▶ [Work required]: Scan the records for "role". Show the matching lines.

▶ [Material for this task]:
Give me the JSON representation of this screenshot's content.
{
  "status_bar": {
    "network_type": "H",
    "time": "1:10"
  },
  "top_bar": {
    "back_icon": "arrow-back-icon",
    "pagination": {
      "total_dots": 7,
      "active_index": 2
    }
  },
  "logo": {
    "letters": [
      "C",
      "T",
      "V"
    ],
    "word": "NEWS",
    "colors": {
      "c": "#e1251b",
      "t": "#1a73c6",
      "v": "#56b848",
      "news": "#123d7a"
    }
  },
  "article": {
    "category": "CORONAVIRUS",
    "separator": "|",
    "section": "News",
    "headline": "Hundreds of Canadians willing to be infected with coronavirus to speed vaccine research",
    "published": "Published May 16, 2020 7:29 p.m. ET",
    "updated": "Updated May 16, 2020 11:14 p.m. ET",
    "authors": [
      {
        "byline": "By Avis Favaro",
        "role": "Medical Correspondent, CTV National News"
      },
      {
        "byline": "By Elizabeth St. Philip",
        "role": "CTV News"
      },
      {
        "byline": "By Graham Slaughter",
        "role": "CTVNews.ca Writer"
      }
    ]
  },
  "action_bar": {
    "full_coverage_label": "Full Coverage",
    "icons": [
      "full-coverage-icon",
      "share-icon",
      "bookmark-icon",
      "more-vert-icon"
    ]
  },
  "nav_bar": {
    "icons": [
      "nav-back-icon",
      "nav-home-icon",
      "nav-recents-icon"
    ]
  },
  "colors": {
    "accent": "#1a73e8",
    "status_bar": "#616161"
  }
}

▶ [Output]:
        "role": "Medical Correspondent, CTV National News"
        "role": "CTV News"
        "role": "CTVNews.ca Writer"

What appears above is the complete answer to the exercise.